→ Exercise description: In the text about the blazehash hashing tool, retype the part that begins at the words "## Why This" and stops after the words "solved it well.".

→ Excerpt provided:
Point this at a case directory. Get a cryptographically verified manifest in seconds, not hours.

```bash
blazehash -r /mnt/evidence -c blake3,sha-256 -o results.hash
```

```
blazehash v0.2.0 — BLAKE3 + SHA-256, 16 threads, mmap I/O
[*] Scanning /mnt/evidence recursively
[+] 847,293 files hashed (2.14 TiB) in 38.7s
[+] Throughput: 56.6 GiB/s (BLAKE3) · 4.2 GiB/s (SHA-256)
[+] Manifest written to results.hash
```

## Why This Tool Exists

[hashdeep](https://github.com/jessek/hashdeep) is one of the most important tools in digital forensics. Written by [Jesse Kornblum](https://github.com/jessek) and [Simson Garfinkel](https://simson.net/), it gave the forensic community a reliable, auditable way to hash files and verify evidence integrity. Its audit mode, recursive hashing, and known-hash matching set the standard that every forensic lab depends on. hashdeep is a work of the US Government and has been freely available to the community since its inception.

We owe Jesse a debt of gratitude. hashdeep solved a real problem and solved it well.

But hashdeep was written in an era of spinning disks, single-core CPUs, and MD5 as a default. The world moved on. Evidence volumes grew from gigabytes to terabytes. NVMe drives can push 7 GB/s. CPUs ship with 16+ cores. NIST deprecated SHA-1. And BLAKE3 — designed from the ground up for parallelism and hardware acceleration — can hash at memory bandwidth speeds.

→ Given information:
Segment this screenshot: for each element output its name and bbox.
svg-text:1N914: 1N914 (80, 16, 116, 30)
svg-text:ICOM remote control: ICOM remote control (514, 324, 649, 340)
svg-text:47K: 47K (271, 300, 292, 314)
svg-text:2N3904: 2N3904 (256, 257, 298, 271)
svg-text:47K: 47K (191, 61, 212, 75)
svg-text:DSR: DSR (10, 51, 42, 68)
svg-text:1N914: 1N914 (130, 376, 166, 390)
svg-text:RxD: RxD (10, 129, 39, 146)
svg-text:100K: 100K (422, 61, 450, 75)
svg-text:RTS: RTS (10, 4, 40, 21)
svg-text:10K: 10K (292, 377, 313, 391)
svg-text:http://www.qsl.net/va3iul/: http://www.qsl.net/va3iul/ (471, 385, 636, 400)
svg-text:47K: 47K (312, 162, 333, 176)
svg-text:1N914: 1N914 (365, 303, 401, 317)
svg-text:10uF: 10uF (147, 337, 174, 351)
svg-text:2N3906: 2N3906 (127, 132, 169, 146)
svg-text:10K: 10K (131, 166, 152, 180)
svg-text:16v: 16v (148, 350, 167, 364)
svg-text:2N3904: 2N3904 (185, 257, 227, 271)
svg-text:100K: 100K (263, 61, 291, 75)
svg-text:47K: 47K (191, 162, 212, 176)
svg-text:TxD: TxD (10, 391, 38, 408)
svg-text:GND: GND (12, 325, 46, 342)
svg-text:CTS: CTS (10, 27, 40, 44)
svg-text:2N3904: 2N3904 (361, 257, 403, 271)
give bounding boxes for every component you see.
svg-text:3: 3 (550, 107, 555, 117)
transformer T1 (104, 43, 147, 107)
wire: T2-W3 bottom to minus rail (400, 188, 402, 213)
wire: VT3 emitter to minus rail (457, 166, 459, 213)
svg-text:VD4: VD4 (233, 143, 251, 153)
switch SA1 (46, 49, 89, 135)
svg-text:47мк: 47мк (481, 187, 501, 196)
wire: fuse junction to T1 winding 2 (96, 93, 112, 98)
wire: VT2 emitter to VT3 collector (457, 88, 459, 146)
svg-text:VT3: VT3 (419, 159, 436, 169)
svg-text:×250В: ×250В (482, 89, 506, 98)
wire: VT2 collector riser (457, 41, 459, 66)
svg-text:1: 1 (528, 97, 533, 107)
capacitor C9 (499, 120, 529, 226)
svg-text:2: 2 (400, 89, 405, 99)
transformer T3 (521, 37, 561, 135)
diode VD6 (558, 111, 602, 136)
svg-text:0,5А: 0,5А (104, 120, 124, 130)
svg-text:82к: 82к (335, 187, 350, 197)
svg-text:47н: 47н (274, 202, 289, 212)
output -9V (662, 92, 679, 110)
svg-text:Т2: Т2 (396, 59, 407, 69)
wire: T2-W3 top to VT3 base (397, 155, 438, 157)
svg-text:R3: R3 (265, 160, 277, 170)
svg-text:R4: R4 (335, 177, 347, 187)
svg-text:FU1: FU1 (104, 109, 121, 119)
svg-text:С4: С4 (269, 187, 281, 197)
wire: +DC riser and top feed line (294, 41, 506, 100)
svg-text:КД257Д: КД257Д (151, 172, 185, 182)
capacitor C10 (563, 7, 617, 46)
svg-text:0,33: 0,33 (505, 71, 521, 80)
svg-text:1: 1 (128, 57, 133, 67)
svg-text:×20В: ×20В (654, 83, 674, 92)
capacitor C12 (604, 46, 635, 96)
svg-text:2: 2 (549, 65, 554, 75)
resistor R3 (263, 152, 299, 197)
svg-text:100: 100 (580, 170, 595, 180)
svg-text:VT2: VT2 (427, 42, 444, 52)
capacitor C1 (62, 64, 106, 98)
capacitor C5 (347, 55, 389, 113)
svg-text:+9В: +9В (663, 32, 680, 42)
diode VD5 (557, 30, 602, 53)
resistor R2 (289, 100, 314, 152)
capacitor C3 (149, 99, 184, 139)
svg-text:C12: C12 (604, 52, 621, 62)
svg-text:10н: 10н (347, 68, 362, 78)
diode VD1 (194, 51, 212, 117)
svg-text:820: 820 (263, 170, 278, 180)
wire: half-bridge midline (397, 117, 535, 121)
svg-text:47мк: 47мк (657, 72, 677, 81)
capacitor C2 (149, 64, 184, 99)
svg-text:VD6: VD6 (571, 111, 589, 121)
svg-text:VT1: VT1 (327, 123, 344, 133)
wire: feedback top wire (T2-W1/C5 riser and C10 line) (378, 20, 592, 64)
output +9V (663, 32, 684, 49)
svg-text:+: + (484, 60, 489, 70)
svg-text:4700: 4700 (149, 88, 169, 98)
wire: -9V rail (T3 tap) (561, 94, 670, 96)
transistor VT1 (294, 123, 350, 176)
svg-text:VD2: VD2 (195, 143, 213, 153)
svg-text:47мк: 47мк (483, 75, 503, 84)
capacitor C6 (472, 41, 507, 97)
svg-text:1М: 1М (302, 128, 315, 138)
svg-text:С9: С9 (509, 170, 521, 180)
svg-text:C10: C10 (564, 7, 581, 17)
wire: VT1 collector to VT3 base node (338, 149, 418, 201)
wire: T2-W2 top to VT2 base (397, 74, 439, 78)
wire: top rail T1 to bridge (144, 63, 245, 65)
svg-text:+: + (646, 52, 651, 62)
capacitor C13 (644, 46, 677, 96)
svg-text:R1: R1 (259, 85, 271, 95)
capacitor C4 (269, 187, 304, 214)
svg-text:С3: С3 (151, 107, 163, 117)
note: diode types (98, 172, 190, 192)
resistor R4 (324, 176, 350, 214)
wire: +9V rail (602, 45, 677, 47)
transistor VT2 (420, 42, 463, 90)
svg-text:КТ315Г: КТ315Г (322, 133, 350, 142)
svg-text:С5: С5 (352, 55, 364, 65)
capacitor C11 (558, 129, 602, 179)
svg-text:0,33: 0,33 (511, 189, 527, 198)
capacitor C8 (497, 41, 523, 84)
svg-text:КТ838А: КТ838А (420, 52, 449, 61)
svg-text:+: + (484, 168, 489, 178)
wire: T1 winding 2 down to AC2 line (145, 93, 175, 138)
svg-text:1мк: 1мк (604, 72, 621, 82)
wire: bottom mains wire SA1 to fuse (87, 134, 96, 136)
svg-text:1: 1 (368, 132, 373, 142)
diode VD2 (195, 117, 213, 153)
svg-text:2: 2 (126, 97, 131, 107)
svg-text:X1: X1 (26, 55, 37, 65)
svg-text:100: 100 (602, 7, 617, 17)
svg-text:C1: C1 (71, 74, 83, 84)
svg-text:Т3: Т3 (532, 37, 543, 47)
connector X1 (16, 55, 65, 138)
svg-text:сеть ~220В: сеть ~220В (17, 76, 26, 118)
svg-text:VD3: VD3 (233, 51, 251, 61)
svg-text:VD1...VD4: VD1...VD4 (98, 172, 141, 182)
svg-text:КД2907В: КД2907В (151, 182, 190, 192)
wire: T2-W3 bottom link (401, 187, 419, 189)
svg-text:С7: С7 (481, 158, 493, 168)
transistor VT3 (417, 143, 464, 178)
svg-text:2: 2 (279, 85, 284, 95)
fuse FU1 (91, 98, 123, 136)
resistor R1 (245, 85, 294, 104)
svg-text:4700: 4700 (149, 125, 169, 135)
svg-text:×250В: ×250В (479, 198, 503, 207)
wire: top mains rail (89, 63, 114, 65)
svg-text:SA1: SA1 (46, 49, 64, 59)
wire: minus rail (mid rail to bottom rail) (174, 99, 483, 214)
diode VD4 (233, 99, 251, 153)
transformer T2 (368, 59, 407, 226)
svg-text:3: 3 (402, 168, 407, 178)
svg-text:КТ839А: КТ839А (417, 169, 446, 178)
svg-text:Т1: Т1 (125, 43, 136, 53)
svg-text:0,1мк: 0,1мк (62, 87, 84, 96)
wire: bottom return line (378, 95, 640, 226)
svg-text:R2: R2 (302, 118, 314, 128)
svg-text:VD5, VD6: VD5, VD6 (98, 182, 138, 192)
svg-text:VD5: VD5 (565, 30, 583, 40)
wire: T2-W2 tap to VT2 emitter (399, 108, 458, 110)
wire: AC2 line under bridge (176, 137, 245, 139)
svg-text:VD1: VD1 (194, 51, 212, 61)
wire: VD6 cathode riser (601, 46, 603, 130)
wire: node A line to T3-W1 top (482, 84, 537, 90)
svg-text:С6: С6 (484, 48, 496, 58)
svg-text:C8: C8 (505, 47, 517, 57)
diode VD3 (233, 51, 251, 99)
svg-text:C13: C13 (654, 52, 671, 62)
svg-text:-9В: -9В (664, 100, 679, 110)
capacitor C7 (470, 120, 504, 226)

→ Reply to the exercise:
## Why This Tool Exists

[hashdeep](https://github.com/jessek/hashdeep) is one of the most important tools in digital forensics. Written by [Jesse Kornblum](https://github.com/jessek) and [Simson Garfinkel](https://simson.net/), it gave the forensic community a reliable, auditable way to hash files and verify evidence integrity. Its audit mode, recursive hashing, and known-hash matching set the standard that every forensic lab depends on. hashdeep is a work of the US Government and has been freely available to the community since its inception.

We owe Jesse a debt of gratitude. hashdeep solved a real problem and solved it well.